» **GIVEN PROBLEM**
Only lines with the word "trọt" are needed; collect each of them from the listing below.

» **DATA TO PROCESS**
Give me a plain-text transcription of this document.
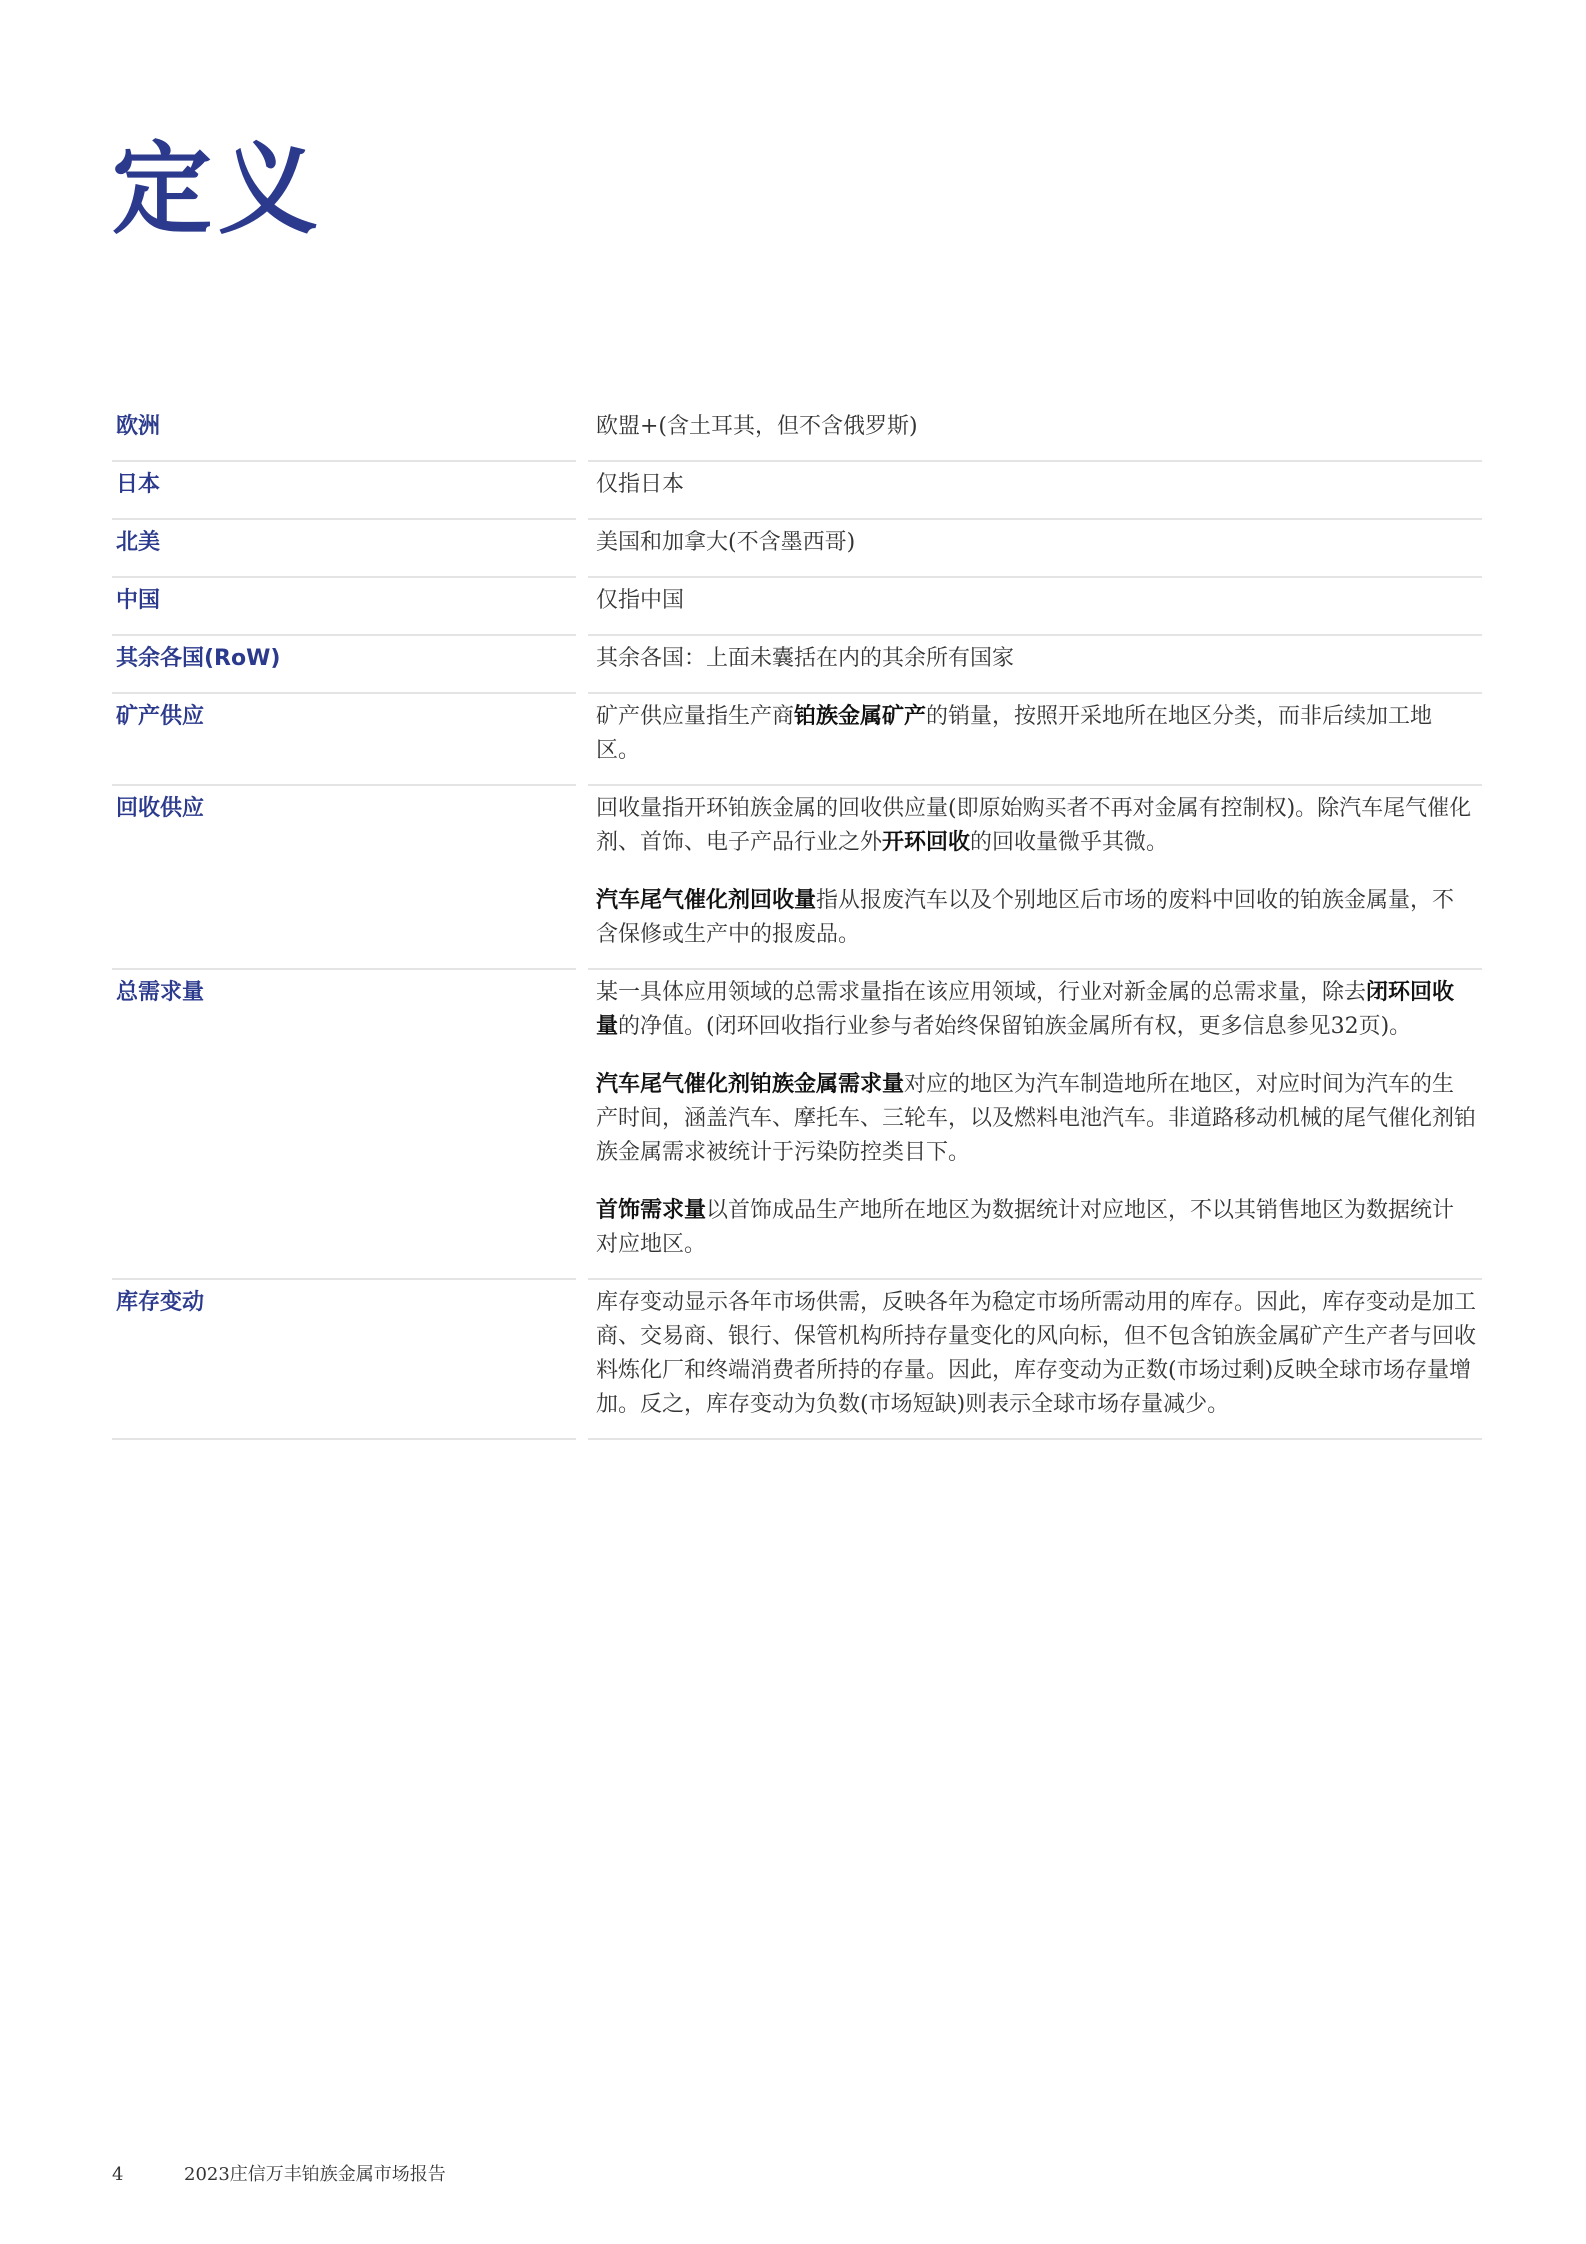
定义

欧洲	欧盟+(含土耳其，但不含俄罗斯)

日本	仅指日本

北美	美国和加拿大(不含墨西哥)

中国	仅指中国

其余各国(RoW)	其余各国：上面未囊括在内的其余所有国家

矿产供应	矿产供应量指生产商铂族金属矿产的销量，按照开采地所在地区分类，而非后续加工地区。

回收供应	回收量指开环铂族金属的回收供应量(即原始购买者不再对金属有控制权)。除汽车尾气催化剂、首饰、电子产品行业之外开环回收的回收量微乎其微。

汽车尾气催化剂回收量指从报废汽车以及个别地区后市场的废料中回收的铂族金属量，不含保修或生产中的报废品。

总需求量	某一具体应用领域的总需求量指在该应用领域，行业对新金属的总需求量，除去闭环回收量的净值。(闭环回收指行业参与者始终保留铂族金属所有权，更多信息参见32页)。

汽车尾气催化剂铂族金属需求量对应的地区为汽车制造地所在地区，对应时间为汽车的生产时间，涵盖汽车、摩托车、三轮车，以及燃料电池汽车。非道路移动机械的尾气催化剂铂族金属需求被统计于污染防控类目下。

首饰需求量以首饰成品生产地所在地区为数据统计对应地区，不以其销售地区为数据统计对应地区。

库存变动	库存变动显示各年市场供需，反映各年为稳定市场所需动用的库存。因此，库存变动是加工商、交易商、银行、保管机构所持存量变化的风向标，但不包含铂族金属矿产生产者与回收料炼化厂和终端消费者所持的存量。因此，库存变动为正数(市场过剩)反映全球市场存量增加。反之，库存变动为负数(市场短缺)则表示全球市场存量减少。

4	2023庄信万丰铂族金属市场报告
==
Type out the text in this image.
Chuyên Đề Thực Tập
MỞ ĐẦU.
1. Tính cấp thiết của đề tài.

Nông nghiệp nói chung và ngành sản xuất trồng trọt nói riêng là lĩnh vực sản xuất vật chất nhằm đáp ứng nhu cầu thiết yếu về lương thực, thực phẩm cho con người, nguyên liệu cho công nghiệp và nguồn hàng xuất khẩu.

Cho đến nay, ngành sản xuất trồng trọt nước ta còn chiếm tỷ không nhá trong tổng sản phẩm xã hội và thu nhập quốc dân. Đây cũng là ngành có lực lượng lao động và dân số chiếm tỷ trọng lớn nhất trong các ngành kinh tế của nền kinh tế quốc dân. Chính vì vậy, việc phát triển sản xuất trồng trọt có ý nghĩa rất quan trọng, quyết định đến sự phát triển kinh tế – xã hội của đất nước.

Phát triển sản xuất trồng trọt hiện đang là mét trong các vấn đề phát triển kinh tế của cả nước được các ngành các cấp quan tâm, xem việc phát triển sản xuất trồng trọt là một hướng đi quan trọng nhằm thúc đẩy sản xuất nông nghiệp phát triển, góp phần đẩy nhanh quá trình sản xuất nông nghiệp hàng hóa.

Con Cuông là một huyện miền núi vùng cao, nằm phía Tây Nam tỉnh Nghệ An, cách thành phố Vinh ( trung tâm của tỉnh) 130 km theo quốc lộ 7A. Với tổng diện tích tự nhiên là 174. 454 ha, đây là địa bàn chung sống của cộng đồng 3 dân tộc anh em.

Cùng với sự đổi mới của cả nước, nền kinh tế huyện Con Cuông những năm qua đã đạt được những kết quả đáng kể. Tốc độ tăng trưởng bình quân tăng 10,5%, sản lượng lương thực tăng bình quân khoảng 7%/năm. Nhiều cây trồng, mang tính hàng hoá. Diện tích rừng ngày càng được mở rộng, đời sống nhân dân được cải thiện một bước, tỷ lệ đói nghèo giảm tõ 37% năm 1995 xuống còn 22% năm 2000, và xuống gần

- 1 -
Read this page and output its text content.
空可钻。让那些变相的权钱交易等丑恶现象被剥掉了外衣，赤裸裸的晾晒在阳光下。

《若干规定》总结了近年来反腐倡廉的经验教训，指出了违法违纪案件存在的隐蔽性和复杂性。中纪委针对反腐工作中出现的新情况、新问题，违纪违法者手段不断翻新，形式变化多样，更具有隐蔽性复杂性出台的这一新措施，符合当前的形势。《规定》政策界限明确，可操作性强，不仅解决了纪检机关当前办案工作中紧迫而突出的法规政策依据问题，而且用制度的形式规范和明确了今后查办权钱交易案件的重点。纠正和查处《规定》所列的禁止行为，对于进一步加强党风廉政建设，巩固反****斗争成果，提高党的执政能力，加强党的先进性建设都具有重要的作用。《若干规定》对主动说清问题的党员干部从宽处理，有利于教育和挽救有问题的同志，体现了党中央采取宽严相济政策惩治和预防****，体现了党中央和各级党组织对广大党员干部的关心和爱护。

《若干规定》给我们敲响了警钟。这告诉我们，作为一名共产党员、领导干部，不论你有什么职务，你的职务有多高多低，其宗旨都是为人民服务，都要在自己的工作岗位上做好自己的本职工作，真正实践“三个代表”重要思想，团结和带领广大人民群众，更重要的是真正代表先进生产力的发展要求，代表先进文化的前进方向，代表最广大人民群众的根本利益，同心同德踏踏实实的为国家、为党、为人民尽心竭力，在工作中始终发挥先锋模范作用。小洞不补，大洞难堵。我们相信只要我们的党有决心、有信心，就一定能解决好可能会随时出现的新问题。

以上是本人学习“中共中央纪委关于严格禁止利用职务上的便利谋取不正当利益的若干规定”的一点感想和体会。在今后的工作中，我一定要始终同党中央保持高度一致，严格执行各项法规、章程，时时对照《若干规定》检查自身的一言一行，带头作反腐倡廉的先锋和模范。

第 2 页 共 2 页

» **PROBLEM SOLUTION**
Nông nghiệp nói chung và ngành sản xuất trồng trọt nói riêng là lĩnh vực sản xuất vật chất nhằm đáp ứng nhu cầu thiết yếu về lương thực, thực phẩm cho con người, nguyên liệu cho công nghiệp và nguồn hàng xuất khẩu.
Cho đến nay, ngành sản xuất trồng trọt nước ta còn chiếm tỷ không nhá trong tổng sản phẩm xã hội và thu nhập quốc dân. Đây cũng là ngành có lực lượng lao động và dân số chiếm tỷ trọng lớn nhất trong các ngành kinh tế của nền kinh tế quốc dân. Chính vì vậy, việc phát triển sản xuất trồng trọt có ý nghĩa rất quan trọng, quyết định đến sự phát triển kinh tế – xã hội của đất nước.
Phát triển sản xuất trồng trọt hiện đang là mét trong các vấn đề phát triển kinh tế của cả nước được các ngành các cấp quan tâm, xem việc phát triển sản xuất trồng trọt là một hướng đi quan trọng nhằm thúc đẩy sản xuất nông nghiệp phát triển, góp phần đẩy nhanh quá trình sản xuất nông nghiệp hàng hóa.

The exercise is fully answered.